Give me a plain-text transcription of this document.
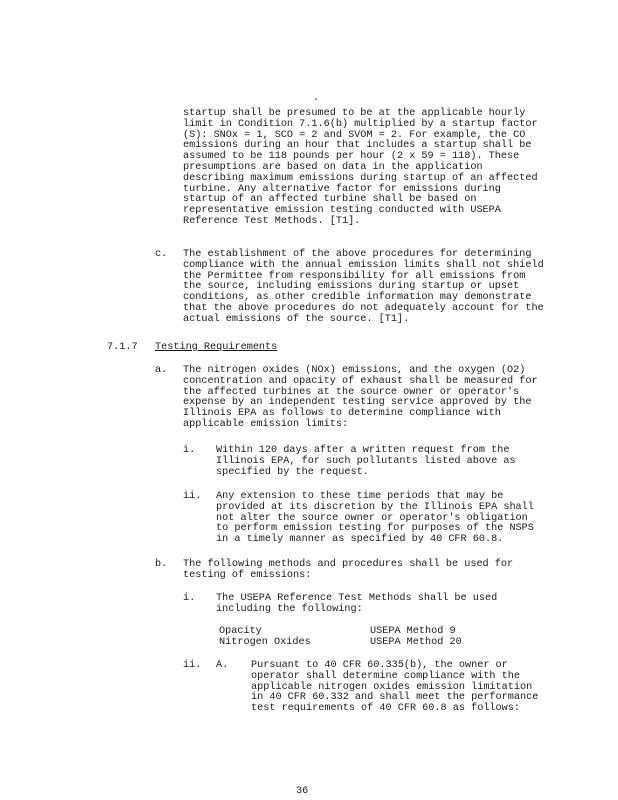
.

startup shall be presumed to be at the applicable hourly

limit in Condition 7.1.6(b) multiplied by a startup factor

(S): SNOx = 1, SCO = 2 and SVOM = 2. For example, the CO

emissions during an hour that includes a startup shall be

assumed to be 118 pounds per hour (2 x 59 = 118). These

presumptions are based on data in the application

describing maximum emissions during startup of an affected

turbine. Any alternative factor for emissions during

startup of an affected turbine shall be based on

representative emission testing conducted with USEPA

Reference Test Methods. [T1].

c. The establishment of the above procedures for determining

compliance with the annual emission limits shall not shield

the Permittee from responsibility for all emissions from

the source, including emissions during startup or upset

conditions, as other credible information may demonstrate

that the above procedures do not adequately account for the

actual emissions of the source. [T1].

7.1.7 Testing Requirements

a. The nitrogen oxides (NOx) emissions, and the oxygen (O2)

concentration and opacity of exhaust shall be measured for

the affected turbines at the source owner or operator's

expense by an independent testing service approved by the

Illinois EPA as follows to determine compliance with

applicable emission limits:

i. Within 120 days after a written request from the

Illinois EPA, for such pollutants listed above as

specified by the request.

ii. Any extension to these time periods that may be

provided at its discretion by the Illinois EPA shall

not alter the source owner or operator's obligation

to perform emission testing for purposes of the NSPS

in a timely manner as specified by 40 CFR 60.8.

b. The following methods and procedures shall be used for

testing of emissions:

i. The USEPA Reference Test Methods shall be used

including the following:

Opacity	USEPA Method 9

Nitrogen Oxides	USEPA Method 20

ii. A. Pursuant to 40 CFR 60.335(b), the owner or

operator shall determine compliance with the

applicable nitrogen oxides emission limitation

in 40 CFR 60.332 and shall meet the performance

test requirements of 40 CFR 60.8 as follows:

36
○ ○ ○ ○
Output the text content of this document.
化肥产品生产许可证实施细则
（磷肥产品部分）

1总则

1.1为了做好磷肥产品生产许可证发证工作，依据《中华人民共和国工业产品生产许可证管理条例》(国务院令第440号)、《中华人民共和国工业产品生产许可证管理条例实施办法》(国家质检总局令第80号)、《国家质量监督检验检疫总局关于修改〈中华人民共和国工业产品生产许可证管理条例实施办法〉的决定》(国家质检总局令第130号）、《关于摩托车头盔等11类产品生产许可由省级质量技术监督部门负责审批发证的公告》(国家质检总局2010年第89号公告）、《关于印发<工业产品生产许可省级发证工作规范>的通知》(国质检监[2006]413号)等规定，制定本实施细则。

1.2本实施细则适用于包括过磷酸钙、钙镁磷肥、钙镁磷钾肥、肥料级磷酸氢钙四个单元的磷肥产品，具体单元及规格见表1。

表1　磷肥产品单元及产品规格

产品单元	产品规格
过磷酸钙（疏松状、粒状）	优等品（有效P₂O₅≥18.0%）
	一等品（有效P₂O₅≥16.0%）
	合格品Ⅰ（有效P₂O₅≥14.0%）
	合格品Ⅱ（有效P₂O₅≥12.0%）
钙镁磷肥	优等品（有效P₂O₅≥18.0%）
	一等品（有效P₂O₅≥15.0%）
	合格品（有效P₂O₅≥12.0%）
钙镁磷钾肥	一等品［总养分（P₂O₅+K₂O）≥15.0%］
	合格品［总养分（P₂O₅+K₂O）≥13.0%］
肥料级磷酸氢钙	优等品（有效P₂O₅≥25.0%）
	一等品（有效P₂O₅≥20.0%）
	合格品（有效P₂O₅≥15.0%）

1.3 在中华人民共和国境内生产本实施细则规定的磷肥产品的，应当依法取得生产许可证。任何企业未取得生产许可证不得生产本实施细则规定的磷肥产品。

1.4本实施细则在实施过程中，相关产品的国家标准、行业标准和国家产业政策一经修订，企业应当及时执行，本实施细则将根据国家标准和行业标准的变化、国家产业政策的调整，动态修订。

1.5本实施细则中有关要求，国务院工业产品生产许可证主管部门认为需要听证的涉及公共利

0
○ ○ ○ ○
■ Stated exercise: Each line of the material that holds the string "this" counts once; give the total alone.

■ Answer: 2